_Task statement_: Of all the lines in the material, how many contain the word "Department"? State the number alone.
------------
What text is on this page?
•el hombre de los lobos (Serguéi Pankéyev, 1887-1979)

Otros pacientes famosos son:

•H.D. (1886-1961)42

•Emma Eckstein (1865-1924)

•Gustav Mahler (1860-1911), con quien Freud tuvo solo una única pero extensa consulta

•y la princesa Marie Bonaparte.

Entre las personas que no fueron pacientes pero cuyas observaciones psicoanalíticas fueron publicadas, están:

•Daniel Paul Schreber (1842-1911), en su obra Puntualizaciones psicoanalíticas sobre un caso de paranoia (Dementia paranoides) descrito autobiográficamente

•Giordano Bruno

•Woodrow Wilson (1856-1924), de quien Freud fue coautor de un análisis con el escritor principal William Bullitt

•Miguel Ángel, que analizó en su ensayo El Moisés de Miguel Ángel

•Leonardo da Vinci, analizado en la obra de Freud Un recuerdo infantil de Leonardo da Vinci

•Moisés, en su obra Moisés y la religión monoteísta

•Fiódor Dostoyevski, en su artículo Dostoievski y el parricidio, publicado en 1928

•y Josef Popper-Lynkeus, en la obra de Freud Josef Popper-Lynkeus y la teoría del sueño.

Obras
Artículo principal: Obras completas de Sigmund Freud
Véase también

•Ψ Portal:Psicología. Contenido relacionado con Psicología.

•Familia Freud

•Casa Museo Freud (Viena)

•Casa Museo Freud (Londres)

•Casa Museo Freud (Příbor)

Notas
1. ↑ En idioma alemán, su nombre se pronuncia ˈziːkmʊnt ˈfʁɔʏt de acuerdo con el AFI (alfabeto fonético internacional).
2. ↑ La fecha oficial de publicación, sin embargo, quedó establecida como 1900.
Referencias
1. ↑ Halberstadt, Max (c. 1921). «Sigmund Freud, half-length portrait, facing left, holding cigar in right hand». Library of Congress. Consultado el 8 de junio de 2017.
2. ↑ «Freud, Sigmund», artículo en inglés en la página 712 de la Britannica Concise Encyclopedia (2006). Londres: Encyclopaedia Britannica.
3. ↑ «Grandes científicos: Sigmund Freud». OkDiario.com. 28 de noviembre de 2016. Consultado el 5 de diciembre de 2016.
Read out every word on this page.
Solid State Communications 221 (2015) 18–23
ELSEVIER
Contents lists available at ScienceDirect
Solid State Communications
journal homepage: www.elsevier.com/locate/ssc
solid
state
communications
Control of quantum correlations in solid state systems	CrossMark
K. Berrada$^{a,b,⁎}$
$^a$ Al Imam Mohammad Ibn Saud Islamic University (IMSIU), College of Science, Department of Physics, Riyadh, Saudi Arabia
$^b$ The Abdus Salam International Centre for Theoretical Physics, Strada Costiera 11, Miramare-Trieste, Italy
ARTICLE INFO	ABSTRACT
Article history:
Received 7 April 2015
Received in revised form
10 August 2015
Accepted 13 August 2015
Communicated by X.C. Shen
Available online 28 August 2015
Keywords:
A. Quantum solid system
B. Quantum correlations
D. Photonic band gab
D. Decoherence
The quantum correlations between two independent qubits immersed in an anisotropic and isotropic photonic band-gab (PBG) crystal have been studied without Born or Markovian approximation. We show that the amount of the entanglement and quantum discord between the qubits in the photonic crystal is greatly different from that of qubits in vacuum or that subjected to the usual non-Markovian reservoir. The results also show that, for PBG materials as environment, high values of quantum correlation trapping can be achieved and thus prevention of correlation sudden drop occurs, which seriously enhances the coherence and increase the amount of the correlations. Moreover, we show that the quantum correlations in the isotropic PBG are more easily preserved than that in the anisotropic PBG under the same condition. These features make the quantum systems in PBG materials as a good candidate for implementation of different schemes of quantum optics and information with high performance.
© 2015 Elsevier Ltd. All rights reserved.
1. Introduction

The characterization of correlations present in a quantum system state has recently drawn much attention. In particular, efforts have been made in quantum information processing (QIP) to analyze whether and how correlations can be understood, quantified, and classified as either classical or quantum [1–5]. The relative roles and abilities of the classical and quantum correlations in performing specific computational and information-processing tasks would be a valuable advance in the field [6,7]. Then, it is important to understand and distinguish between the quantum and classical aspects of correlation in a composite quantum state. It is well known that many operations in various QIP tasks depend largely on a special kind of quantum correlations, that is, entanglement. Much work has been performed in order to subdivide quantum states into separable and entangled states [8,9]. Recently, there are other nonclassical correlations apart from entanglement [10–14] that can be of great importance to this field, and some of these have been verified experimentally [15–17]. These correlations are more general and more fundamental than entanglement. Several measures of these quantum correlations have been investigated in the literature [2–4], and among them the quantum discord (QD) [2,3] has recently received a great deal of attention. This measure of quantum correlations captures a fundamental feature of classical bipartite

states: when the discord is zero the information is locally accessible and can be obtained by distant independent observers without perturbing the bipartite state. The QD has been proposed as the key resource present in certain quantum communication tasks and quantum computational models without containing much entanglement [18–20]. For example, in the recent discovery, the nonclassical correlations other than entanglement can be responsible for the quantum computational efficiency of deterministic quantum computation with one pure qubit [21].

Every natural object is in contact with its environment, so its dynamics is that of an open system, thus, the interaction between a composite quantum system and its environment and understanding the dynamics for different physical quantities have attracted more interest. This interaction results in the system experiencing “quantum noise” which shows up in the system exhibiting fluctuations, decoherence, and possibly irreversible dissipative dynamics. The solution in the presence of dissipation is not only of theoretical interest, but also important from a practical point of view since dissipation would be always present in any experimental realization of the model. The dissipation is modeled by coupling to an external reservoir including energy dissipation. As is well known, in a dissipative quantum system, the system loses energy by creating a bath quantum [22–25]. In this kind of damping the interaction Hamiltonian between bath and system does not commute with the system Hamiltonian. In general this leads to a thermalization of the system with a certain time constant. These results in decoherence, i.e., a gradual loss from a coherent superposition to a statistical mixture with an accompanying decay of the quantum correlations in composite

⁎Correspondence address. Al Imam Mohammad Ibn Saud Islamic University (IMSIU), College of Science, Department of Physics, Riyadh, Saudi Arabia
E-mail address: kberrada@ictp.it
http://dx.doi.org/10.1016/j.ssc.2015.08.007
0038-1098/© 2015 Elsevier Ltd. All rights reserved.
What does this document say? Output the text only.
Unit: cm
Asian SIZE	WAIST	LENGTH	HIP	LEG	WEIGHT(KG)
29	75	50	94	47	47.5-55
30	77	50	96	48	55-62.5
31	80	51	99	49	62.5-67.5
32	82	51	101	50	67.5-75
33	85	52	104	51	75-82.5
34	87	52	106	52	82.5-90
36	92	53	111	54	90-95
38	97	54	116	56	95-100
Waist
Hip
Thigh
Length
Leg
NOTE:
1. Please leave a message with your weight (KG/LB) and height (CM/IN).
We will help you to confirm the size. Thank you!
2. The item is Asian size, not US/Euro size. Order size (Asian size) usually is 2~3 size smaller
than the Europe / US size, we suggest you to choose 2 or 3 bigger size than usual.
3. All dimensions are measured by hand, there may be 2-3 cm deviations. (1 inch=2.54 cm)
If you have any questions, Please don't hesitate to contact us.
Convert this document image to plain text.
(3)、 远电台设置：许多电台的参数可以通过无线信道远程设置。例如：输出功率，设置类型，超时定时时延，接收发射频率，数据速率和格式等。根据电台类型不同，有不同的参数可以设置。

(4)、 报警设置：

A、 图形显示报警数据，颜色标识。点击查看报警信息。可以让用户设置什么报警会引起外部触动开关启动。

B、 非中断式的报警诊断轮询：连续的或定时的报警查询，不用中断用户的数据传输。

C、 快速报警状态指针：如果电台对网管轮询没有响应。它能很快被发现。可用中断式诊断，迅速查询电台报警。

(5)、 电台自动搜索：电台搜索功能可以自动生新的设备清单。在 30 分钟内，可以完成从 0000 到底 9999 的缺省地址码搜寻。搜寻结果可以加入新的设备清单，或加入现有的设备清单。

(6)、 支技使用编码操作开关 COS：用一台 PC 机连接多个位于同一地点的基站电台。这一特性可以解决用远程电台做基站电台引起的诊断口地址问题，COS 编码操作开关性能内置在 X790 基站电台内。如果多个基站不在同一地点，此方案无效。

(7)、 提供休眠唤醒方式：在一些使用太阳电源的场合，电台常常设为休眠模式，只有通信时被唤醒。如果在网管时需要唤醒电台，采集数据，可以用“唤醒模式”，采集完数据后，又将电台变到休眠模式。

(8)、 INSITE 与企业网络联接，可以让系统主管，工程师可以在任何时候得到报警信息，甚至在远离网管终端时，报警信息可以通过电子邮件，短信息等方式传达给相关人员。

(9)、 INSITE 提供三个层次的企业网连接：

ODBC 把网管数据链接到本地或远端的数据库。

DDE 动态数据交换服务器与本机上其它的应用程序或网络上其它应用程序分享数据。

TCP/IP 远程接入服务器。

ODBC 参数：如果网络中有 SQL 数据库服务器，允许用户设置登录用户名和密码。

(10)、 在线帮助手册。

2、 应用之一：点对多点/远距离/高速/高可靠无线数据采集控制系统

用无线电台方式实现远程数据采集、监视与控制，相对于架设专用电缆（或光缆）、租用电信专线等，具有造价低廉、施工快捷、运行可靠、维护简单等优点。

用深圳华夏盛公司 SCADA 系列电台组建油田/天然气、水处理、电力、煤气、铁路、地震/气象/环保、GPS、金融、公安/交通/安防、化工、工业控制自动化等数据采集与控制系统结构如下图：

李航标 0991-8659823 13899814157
------------
_Task solution_: 2